Dataset content:

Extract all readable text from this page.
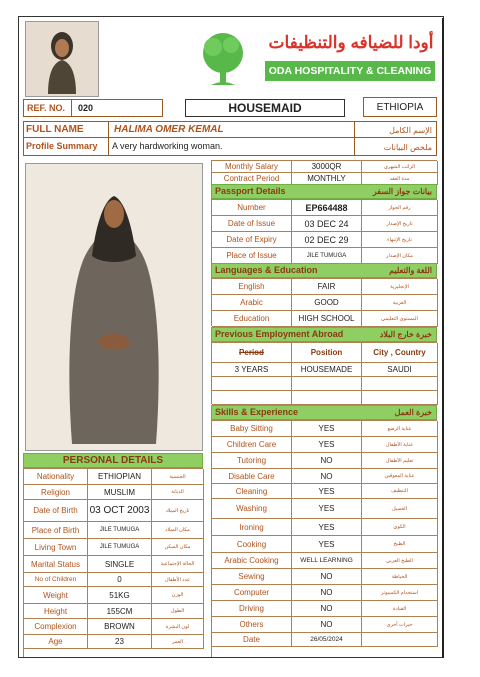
أودا للضيافه والتنظيفات
ODA HOSPITALITY & CLEANING
REF. NO.	020	HOUSEMAID	ETHIOPIA
FULL NAME	HALIMA OMER KEMAL	الإسم الكامل
Profile Summary A very hardworking woman.	ملخص البيانات
Monthly Salary	3000QR	الراتب الشهري
Contract Period	MONTHLY	مدة العقد
Passport Details	بيانات جواز السفر
Number	EP664488	رقم الجواز
Date of Issue	03 DEC 24	تاريخ الإصدار
Date of Expiry	02 DEC 29	تاريخ الإنتهاء
Place of Issue	JILE TUMUGA	مكان الإصدار
Languages & Education	اللغة والتعليم
English	FAIR	الإنجليزية
Arabic	GOOD	العربية
Education	HIGH SCHOOL	المستوى التعليمي
Previous Employment Abroad	خبرة خارج البلاد
Period	Position	City , Country
3 YEARS	HOUSEMADE	SAUDI
Skills & Experience	خبرة العمل
Baby Sitting	YES	عناية الرضع
Children Care	YES	عناية الأطفال
Tutoring	NO	تعليم الأطفال
Disable Care	NO	عناية المعوقين
Cleaning	YES	التنظيف
Washing	YES	الغسيل
Ironing	YES	الكوي
Cooking	YES	الطبخ
Arabic Cooking	WELL LEARNING	الطبخ العربي
Sewing	NO	الخياطة
Computer	NO	استخدام الكمبيوتر
Driving	NO	القيادة
Others	NO	خبرات أخرى
Date	26/05/2024
PERSONAL DETAILS
Nationality	ETHIOPIAN	الجنسية
Religion	MUSLIM	الديانة
Date of Birth	03 OCT 2003	تاريخ الميلاد
Place of Birth	JILE TUMUGA	مكان الميلاد
Living Town	JILE TUMUGA	مكان السكن
Marital Status	SINGLE	الحالة الإجتماعية
No of Children	0	عدد الأطفال
Weight	51KG	الوزن
Height	155CM	الطول
Complexion	BROWN	لون البشرة
Age	23	العمر
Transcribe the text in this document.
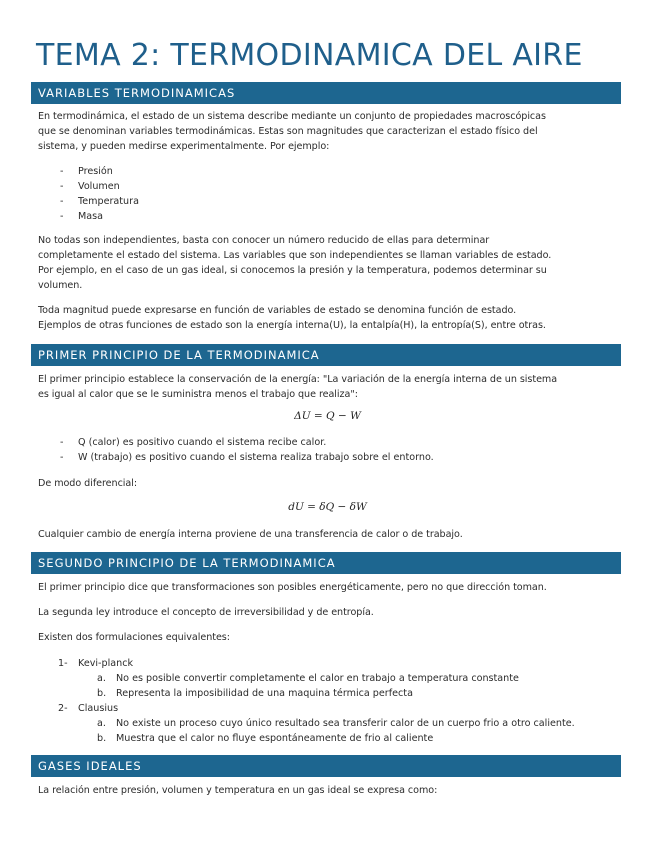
TEMA 2: TERMODINAMICA DEL AIRE
VARIABLES TERMODINAMICAS
En termodinámica, el estado de un sistema describe mediante un conjunto de propiedades macroscópicas
que se denominan variables termodinámicas. Estas son magnitudes que caracterizan el estado físico del
sistema, y pueden medirse experimentalmente. Por ejemplo:
- Presión
- Volumen
- Temperatura
- Masa
No todas son independientes, basta con conocer un número reducido de ellas para determinar
completamente el estado del sistema. Las variables que son independientes se llaman variables de estado.
Por ejemplo, en el caso de un gas ideal, si conocemos la presión y la temperatura, podemos determinar su
volumen.
Toda magnitud puede expresarse en función de variables de estado se denomina función de estado.
Ejemplos de otras funciones de estado son la energía interna(U), la entalpía(H), la entropía(S), entre otras.
PRIMER PRINCIPIO DE LA TERMODINAMICA
El primer principio establece la conservación de la energía: "La variación de la energía interna de un sistema
es igual al calor que se le suministra menos el trabajo que realiza":
ΔU = Q − W
- Q (calor) es positivo cuando el sistema recibe calor.
- W (trabajo) es positivo cuando el sistema realiza trabajo sobre el entorno.
De modo diferencial:
dU = δQ − δW
Cualquier cambio de energía interna proviene de una transferencia de calor o de trabajo.
SEGUNDO PRINCIPIO DE LA TERMODINAMICA
El primer principio dice que transformaciones son posibles energéticamente, pero no que dirección toman.
La segunda ley introduce el concepto de irreversibilidad y de entropía.
Existen dos formulaciones equivalentes:
1- Kevi-planck
a. No es posible convertir completamente el calor en trabajo a temperatura constante
b. Representa la imposibilidad de una maquina térmica perfecta
2- Clausius
a. No existe un proceso cuyo único resultado sea transferir calor de un cuerpo frio a otro caliente.
b. Muestra que el calor no fluye espontáneamente de frio al caliente
GASES IDEALES
La relación entre presión, volumen y temperatura en un gas ideal se expresa como:
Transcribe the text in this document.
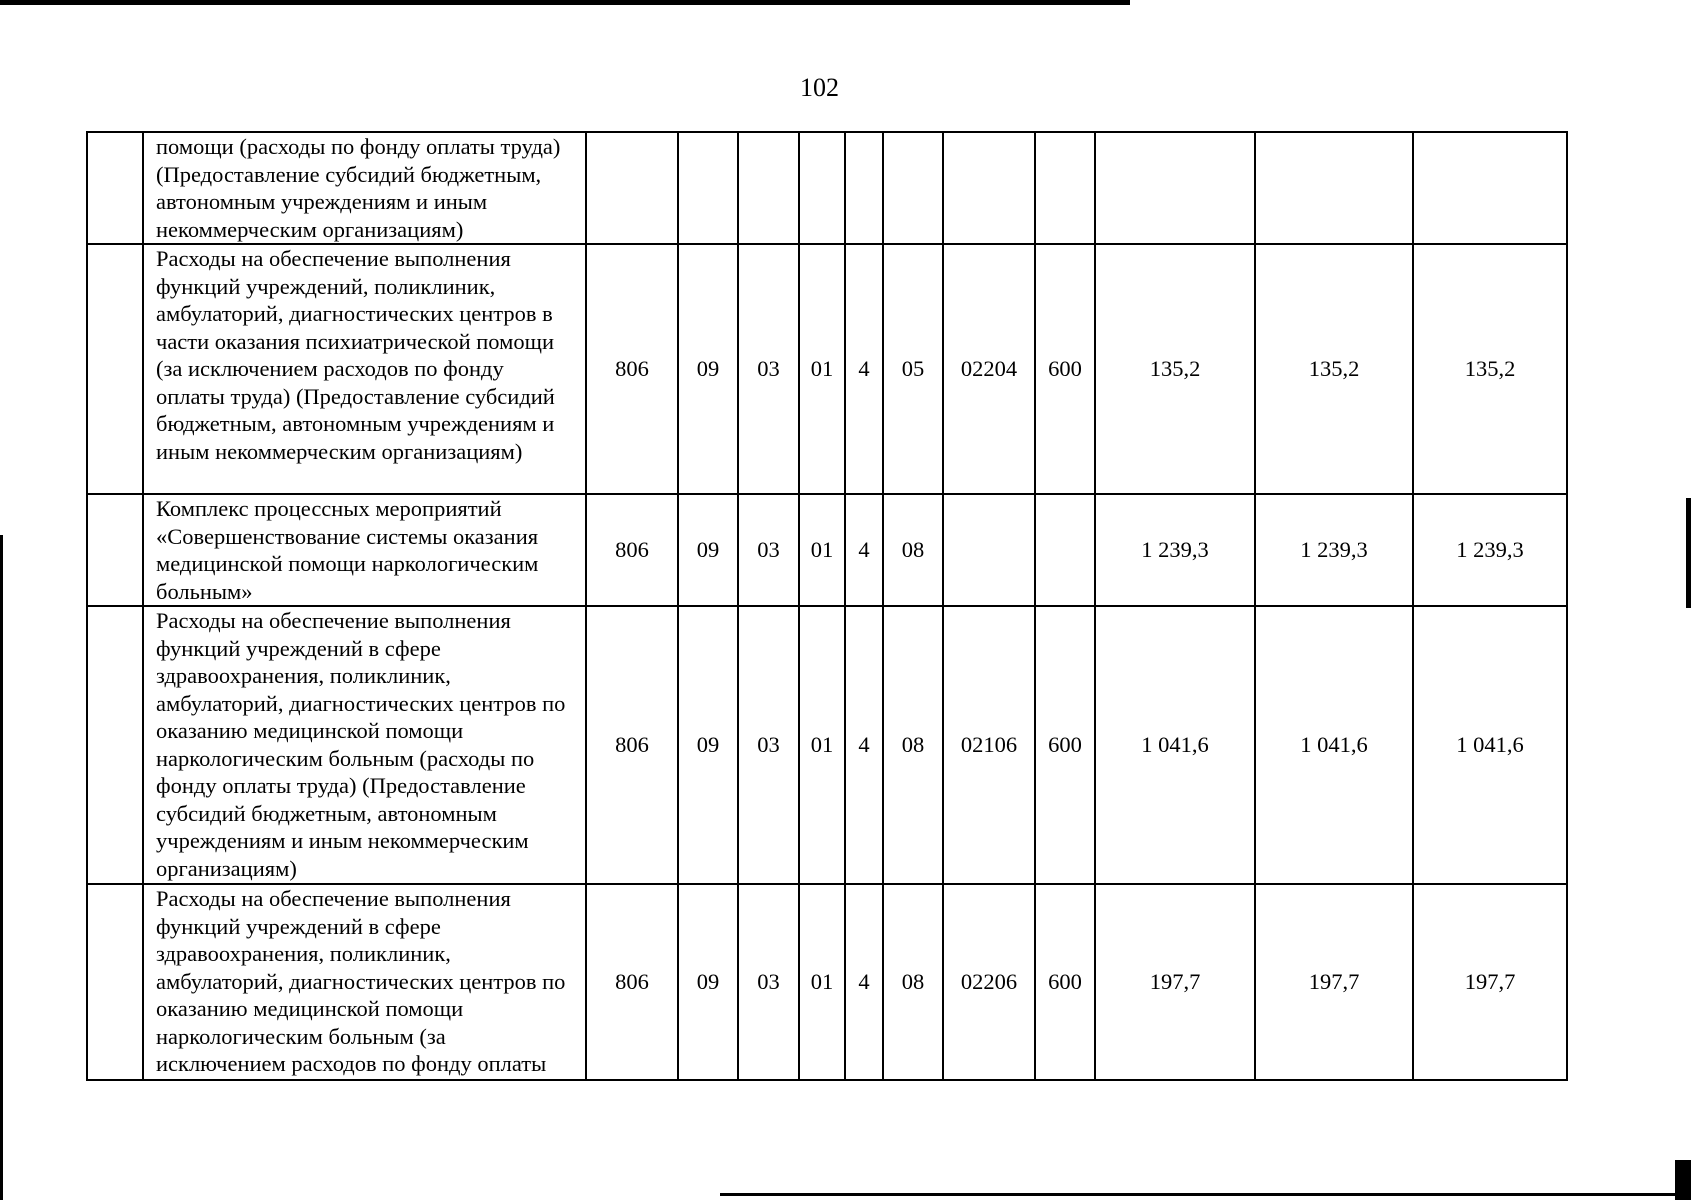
102
	помощи (расходы по фонду оплаты труда) (Предоставление субсидий бюджетным, автономным учреждениям и иным некоммерческим организациям)											
	Расходы на обеспечение выполнения функций учреждений, поликлиник, амбулаторий, диагностических центров в части оказания психиатрической помощи (за исключением расходов по фонду оплаты труда) (Предоставление субсидий бюджетным, автономным учреждениям и иным некоммерческим организациям)	806	09	03	01	4	05	02204	600	135,2	135,2	135,2
	Комплекс процессных мероприятий «Совершенствование системы оказания медицинской помощи наркологическим больным»	806	09	03	01	4	08			1 239,3	1 239,3	1 239,3
	Расходы на обеспечение выполнения функций учреждений в сфере здравоохранения, поликлиник, амбулаторий, диагностических центров по оказанию медицинской помощи наркологическим больным (расходы по фонду оплаты труда) (Предоставление субсидий бюджетным, автономным учреждениям и иным некоммерческим организациям)	806	09	03	01	4	08	02106	600	1 041,6	1 041,6	1 041,6
	Расходы на обеспечение выполнения функций учреждений в сфере здравоохранения, поликлиник, амбулаторий, диагностических центров по оказанию медицинской помощи наркологическим больным (за исключением расходов по фонду оплаты	806	09	03	01	4	08	02206	600	197,7	197,7	197,7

Directions for this task: Which lines in the data above contain "Place"? Show each one.

Right answer:
Place of Issue	JILE TUMUGA	مكان الإصدار
Place of Birth	JILE TUMUGA	مكان الميلاد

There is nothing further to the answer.